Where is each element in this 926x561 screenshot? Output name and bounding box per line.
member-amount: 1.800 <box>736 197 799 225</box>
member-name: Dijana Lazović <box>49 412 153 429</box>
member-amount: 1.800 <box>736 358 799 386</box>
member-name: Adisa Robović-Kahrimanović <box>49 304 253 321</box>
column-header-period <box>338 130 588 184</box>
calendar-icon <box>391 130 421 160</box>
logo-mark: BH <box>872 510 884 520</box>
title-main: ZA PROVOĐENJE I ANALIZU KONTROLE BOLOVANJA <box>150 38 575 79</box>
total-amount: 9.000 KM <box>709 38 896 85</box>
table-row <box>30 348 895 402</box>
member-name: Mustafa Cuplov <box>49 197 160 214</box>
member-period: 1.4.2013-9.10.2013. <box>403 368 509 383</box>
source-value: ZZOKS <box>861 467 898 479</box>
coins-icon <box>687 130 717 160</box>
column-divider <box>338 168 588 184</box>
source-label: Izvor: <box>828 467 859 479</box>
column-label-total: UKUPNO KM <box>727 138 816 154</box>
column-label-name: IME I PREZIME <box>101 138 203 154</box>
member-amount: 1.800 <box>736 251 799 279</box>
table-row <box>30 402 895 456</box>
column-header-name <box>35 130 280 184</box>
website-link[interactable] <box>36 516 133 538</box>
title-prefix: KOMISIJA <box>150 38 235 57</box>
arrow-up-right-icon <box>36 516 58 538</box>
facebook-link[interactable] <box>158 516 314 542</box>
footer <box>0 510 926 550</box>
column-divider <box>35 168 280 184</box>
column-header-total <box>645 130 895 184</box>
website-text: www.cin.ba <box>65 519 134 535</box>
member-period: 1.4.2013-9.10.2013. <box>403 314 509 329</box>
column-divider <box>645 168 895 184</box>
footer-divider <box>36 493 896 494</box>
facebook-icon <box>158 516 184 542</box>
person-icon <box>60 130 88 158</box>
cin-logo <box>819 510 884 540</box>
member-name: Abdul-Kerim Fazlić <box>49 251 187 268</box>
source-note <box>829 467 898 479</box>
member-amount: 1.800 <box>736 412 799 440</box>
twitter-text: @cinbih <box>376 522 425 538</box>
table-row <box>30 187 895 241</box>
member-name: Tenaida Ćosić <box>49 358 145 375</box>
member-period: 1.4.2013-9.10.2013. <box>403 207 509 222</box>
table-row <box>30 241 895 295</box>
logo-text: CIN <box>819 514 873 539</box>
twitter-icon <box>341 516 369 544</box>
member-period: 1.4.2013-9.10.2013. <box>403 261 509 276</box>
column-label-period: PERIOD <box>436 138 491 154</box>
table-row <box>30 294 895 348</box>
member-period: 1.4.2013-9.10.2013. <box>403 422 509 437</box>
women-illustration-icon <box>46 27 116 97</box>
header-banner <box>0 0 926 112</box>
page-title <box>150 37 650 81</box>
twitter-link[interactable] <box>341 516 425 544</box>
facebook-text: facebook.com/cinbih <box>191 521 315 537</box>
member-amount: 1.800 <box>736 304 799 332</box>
§
Please copy every line of the items above, word for word.

Where is each element in this 926x561 screenshot? Output name and bounding box per line.
member-amount: 1.800 <box>736 197 799 225</box>
member-name: Dijana Lazović <box>49 412 153 429</box>
member-amount: 1.800 <box>736 358 799 386</box>
member-name: Adisa Robović-Kahrimanović <box>49 304 253 321</box>
column-header-period <box>338 130 588 184</box>
calendar-icon <box>391 130 421 160</box>
logo-mark: BH <box>872 510 884 520</box>
title-main: ZA PROVOĐENJE I ANALIZU KONTROLE BOLOVANJA <box>150 38 575 79</box>
total-amount: 9.000 KM <box>709 38 896 85</box>
table-row <box>30 348 895 402</box>
member-name: Mustafa Cuplov <box>49 197 160 214</box>
member-period: 1.4.2013-9.10.2013. <box>403 368 509 383</box>
source-value: ZZOKS <box>861 467 898 479</box>
coins-icon <box>687 130 717 160</box>
column-divider <box>338 168 588 184</box>
source-label: Izvor: <box>828 467 859 479</box>
column-label-total: UKUPNO KM <box>727 138 816 154</box>
column-label-name: IME I PREZIME <box>101 138 203 154</box>
member-amount: 1.800 <box>736 251 799 279</box>
table-row <box>30 402 895 456</box>
column-header-name <box>35 130 280 184</box>
website-link[interactable] <box>36 516 133 538</box>
title-prefix: KOMISIJA <box>150 38 235 57</box>
arrow-up-right-icon <box>36 516 58 538</box>
facebook-link[interactable] <box>158 516 314 542</box>
footer <box>0 510 926 550</box>
column-divider <box>35 168 280 184</box>
column-header-total <box>645 130 895 184</box>
website-text: www.cin.ba <box>65 519 134 535</box>
member-period: 1.4.2013-9.10.2013. <box>403 314 509 329</box>
column-divider <box>645 168 895 184</box>
footer-divider <box>36 493 896 494</box>
facebook-icon <box>158 516 184 542</box>
person-icon <box>60 130 88 158</box>
cin-logo <box>819 510 884 540</box>
member-name: Abdul-Kerim Fazlić <box>49 251 187 268</box>
source-note <box>829 467 898 479</box>
member-amount: 1.800 <box>736 412 799 440</box>
twitter-text: @cinbih <box>376 522 425 538</box>
table-row <box>30 187 895 241</box>
member-name: Tenaida Ćosić <box>49 358 145 375</box>
member-period: 1.4.2013-9.10.2013. <box>403 207 509 222</box>
table-row <box>30 241 895 295</box>
logo-text: CIN <box>819 514 873 539</box>
twitter-icon <box>341 516 369 544</box>
member-period: 1.4.2013-9.10.2013. <box>403 261 509 276</box>
column-label-period: PERIOD <box>436 138 491 154</box>
table-row <box>30 294 895 348</box>
member-period: 1.4.2013-9.10.2013. <box>403 422 509 437</box>
women-illustration-icon <box>46 27 116 97</box>
header-banner <box>0 0 926 112</box>
page-title <box>150 37 650 81</box>
twitter-link[interactable] <box>341 516 425 544</box>
facebook-text: facebook.com/cinbih <box>191 521 315 537</box>
member-amount: 1.800 <box>736 304 799 332</box>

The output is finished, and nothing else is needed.